* Set task: Read the records below. Copy each line where the string "могут" occurs.

▬▬▬

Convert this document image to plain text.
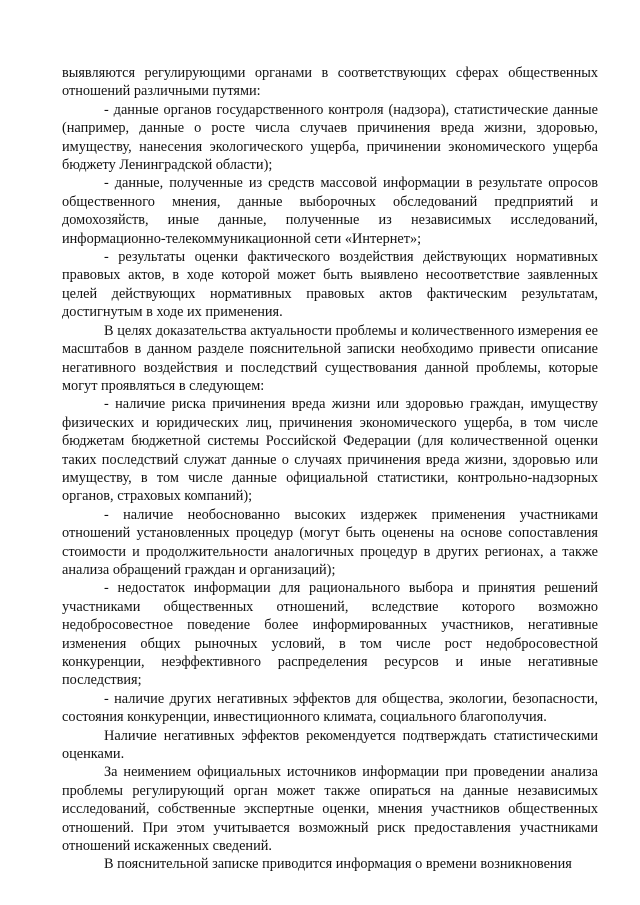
выявляются регулирующими органами в соответствующих сферах общественных отношений различными путями:

- данные органов государственного контроля (надзора), статистические данные (например, данные о росте числа случаев причинения вреда жизни, здоровью, имуществу, нанесения экологического ущерба, причинении экономического ущерба бюджету Ленинградской области);

- данные, полученные из средств массовой информации в результате опросов общественного мнения, данные выборочных обследований предприятий и домохозяйств, иные данные, полученные из независимых исследований, информационно-телекоммуникационной сети «Интернет»;

- результаты оценки фактического воздействия действующих нормативных правовых актов, в ходе которой может быть выявлено несоответствие заявленных целей действующих нормативных правовых актов фактическим результатам, достигнутым в ходе их применения.

В целях доказательства актуальности проблемы и количественного измерения ее масштабов в данном разделе пояснительной записки необходимо привести описание негативного воздействия и последствий существования данной проблемы, которые могут проявляться в следующем:

- наличие риска причинения вреда жизни или здоровью граждан, имуществу физических и юридических лиц, причинения экономического ущерба, в том числе бюджетам бюджетной системы Российской Федерации (для количественной оценки таких последствий служат данные о случаях причинения вреда жизни, здоровью или имуществу, в том числе данные официальной статистики, контрольно-надзорных органов, страховых компаний);

- наличие необоснованно высоких издержек применения участниками отношений установленных процедур (могут быть оценены на основе сопоставления стоимости и продолжительности аналогичных процедур в других регионах, а также анализа обращений граждан и организаций);

- недостаток информации для рационального выбора и принятия решений участниками общественных отношений, вследствие которого возможно недобросовестное поведение более информированных участников, негативные изменения общих рыночных условий, в том числе рост недобросовестной конкуренции, неэффективного распределения ресурсов и иные негативные последствия;

- наличие других негативных эффектов для общества, экологии, безопасности, состояния конкуренции, инвестиционного климата, социального благополучия.

Наличие негативных эффектов рекомендуется подтверждать статистическими оценками.

За неимением официальных источников информации при проведении анализа проблемы регулирующий орган может также опираться на данные независимых исследований, собственные экспертные оценки, мнения участников общественных отношений. При этом учитывается возможный риск предоставления участниками отношений искаженных сведений.

В пояснительной записке приводится информация о времени возникновения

▬▬▬

* Reply to the exercise:
В целях доказательства актуальности проблемы и количественного измерения ее масштабов в данном разделе пояснительной записки необходимо привести описание негативного воздействия и последствий существования данной проблемы, которые могут проявляться в следующем:
- наличие необоснованно высоких издержек применения участниками отношений установленных процедур (могут быть оценены на основе сопоставления стоимости и продолжительности аналогичных процедур в других регионах, а также анализа обращений граждан и организаций);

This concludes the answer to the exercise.